TEXT UNDER STUDY —
Start of Block

Inhibition of endotoxin on the function of cardiac sarcoplasmic reticulum in rats
10.11855/j.issn.0577-7402.2020.07.03
- VernacularTitle: 内毒素对大鼠心肌肌质网功能的抑制作用
- Author:
Huai-Sheng CHEN
1
Author Information
1. Department of Intensive Care Unit, Shenzhen Peoples’ Hospital
- Publication Type:Journal Article
- Keywords:
Calsequestrin;
Cardiomyocytes;
Endotoxin;
Sarcoplasmic reticulum Ca2+-ATPase;
Sodium-calcium exchanger
- From:
Medical Journal of Chinese People's Liberation Army
2020;45(7):697-701
- CountryChina
- Language:Chinese
-
Abstract:
Objective To observe the enzymatic changes of myocardial sarcoplasmic reticulum in rats after injecting endotoxin (LPS), and provide basic research results for the future study of myocardial sarcoplasmic reticulum dysfunction caused by LPS in rats. Methods Ten SD rats were randomly divided into blank control group and LPS injection group with 5 rats in each group. In the LPS injection group, endotoxin was injected into the tail vessels of the rats. Results The heart rate (HR) of the LPS injection group increased and was faster than that in the blank control group [(204±18) beat per min vs. (139±10) beat per min on the first day, and (199±22) beat per min vs. (143±17) beat per min on the next day, both P values were less than 0.05]. The mean arterial pressure (MAP) was lower than that of the blank control group on the first day [(87±12) mmHg vs. (102±7) mmHg, P<0.05]. Under light and electron microscope, the myocardial cells of rats with LPS injection were loosely arranged, with intercellular infiltration with inflammatory cells, muscle fibers broken, and difficult to identify the morphology of mitochondria and sarcoplasmic reticulum. Quantitative PCR results showed that after endotoxin injection, troponin (CASQ1), sodium-calcium exchanger (NCX), calmodulin phosphatase 1 (ppplCa), phospholipid protein (PLN), sarcoplasmic reticulum Ca2+-ATPase (SERCA2) increased significantly (P<0.05). Conclusion Endotoxin can inhibit cardiomyocyte function by affecting the activity of sarcoplasmic reticulum calcium regulatory protein-related enzymes through various mechanisms.

End of Block

ACTIONS TO TAKE —
#1 List every keyword given for the endotoxin study.
#2 In the endotoxin study, how many rats were placed in each group?
Rely only on the endotoxin study text for these answers.

(Records from a dataset)
Start of Block

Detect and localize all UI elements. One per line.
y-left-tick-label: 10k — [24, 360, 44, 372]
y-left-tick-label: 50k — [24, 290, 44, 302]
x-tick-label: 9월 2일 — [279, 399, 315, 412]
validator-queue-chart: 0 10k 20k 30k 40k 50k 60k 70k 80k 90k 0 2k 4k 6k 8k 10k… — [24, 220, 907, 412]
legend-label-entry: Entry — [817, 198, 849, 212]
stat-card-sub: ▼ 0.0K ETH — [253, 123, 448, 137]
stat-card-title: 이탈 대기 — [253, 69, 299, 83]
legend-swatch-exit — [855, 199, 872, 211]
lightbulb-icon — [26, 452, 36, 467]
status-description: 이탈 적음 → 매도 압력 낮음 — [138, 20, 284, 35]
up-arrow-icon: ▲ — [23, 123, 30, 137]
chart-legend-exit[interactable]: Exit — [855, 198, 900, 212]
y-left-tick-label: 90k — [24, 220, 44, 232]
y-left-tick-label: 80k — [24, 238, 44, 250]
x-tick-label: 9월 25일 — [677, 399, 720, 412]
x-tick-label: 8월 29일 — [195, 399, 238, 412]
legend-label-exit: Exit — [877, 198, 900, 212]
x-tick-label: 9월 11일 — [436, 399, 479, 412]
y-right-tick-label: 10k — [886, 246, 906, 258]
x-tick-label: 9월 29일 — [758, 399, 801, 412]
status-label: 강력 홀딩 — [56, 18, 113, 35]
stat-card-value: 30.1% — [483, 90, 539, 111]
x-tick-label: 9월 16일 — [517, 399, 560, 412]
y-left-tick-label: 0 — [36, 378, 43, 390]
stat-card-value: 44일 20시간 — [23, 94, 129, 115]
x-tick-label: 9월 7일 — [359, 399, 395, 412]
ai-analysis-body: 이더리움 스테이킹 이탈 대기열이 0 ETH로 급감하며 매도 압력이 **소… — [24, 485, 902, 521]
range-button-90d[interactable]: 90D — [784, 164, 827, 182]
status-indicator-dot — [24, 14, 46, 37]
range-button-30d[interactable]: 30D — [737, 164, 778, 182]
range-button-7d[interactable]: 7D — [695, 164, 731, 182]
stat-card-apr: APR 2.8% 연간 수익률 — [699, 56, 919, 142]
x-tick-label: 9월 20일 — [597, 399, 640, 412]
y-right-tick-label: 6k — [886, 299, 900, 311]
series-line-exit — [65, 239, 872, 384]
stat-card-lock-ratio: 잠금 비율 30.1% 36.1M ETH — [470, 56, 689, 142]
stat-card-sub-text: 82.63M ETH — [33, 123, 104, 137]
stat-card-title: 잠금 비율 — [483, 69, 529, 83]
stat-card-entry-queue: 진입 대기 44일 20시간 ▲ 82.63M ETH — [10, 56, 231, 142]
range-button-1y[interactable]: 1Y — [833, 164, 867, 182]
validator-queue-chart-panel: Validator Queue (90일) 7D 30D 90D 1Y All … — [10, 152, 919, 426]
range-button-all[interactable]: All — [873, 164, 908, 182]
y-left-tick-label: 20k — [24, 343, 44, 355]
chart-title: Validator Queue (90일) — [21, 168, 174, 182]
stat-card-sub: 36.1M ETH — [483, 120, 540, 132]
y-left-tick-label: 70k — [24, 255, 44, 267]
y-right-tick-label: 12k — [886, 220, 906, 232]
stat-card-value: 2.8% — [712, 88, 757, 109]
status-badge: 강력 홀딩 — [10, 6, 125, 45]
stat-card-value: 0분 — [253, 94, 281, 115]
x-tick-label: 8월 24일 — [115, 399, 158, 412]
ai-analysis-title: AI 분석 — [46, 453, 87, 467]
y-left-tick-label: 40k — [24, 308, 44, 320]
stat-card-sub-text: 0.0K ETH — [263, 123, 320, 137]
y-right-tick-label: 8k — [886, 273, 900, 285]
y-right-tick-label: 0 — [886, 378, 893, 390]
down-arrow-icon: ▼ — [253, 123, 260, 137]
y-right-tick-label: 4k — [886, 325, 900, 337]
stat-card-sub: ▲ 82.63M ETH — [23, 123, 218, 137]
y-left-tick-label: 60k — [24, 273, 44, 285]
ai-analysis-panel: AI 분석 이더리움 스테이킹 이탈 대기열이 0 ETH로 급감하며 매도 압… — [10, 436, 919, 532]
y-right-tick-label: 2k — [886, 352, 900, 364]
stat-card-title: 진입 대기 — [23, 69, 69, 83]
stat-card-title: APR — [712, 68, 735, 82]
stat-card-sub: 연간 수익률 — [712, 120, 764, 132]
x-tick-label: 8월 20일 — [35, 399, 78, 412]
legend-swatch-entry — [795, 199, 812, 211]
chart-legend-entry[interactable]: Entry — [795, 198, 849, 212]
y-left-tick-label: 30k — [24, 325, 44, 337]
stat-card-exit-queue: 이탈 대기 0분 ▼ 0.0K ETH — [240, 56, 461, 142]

End of Block

ANSWERS BELOW —
#1 Calsequestrin; Cardiomyocytes; Endotoxin; Sarcoplasmic reticulum Ca2+-ATPase; Sodium-calcium exchanger

#2 5 rats